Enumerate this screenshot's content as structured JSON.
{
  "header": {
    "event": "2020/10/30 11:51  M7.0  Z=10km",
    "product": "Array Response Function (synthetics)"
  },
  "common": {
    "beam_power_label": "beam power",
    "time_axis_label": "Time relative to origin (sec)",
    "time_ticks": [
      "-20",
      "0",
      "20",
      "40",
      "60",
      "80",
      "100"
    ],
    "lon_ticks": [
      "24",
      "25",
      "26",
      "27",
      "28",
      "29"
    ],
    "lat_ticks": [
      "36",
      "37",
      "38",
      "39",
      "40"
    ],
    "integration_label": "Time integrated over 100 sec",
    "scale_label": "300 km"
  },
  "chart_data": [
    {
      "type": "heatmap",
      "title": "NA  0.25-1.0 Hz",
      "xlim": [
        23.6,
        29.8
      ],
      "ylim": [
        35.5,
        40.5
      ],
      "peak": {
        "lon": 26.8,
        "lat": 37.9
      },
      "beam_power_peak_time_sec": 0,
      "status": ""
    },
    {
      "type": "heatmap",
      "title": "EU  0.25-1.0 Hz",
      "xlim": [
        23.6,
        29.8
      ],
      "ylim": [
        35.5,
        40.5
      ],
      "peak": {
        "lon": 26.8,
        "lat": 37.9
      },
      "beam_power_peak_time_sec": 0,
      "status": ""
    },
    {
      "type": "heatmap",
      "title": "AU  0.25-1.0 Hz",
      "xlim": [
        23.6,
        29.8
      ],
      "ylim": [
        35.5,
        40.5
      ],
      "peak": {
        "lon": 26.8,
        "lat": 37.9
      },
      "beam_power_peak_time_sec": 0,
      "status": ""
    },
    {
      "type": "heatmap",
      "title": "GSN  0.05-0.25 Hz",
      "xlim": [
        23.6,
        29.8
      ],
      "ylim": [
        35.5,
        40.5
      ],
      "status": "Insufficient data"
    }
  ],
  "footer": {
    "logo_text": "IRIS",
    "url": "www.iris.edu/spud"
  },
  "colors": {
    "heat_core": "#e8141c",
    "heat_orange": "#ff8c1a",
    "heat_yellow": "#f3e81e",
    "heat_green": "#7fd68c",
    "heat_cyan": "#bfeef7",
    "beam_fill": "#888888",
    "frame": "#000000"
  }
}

+===+

— Given exercise —
Reproduce the records above exactly as they appear.

— Result of this task —
Enumerate this screenshot's content as structured JSON.
{
  "header": {
    "event": "2020/10/30 11:51  M7.0  Z=10km",
    "product": "Array Response Function (synthetics)"
  },
  "common": {
    "beam_power_label": "beam power",
    "time_axis_label": "Time relative to origin (sec)",
    "time_ticks": [
      "-20",
      "0",
      "20",
      "40",
      "60",
      "80",
      "100"
    ],
    "lon_ticks": [
      "24",
      "25",
      "26",
      "27",
      "28",
      "29"
    ],
    "lat_ticks": [
      "36",
      "37",
      "38",
      "39",
      "40"
    ],
    "integration_label": "Time integrated over 100 sec",
    "scale_label": "300 km"
  },
  "chart_data": [
    {
      "type": "heatmap",
      "title": "NA  0.25-1.0 Hz",
      "xlim": [
        23.6,
        29.8
      ],
      "ylim": [
        35.5,
        40.5
      ],
      "peak": {
        "lon": 26.8,
        "lat": 37.9
      },
      "beam_power_peak_time_sec": 0,
      "status": ""
    },
    {
      "type": "heatmap",
      "title": "EU  0.25-1.0 Hz",
      "xlim": [
        23.6,
        29.8
      ],
      "ylim": [
        35.5,
        40.5
      ],
      "peak": {
        "lon": 26.8,
        "lat": 37.9
      },
      "beam_power_peak_time_sec": 0,
      "status": ""
    },
    {
      "type": "heatmap",
      "title": "AU  0.25-1.0 Hz",
      "xlim": [
        23.6,
        29.8
      ],
      "ylim": [
        35.5,
        40.5
      ],
      "peak": {
        "lon": 26.8,
        "lat": 37.9
      },
      "beam_power_peak_time_sec": 0,
      "status": ""
    },
    {
      "type": "heatmap",
      "title": "GSN  0.05-0.25 Hz",
      "xlim": [
        23.6,
        29.8
      ],
      "ylim": [
        35.5,
        40.5
      ],
      "status": "Insufficient data"
    }
  ],
  "footer": {
    "logo_text": "IRIS",
    "url": "www.iris.edu/spud"
  },
  "colors": {
    "heat_core": "#e8141c",
    "heat_orange": "#ff8c1a",
    "heat_yellow": "#f3e81e",
    "heat_green": "#7fd68c",
    "heat_cyan": "#bfeef7",
    "beam_fill": "#888888",
    "frame": "#000000"
  }
}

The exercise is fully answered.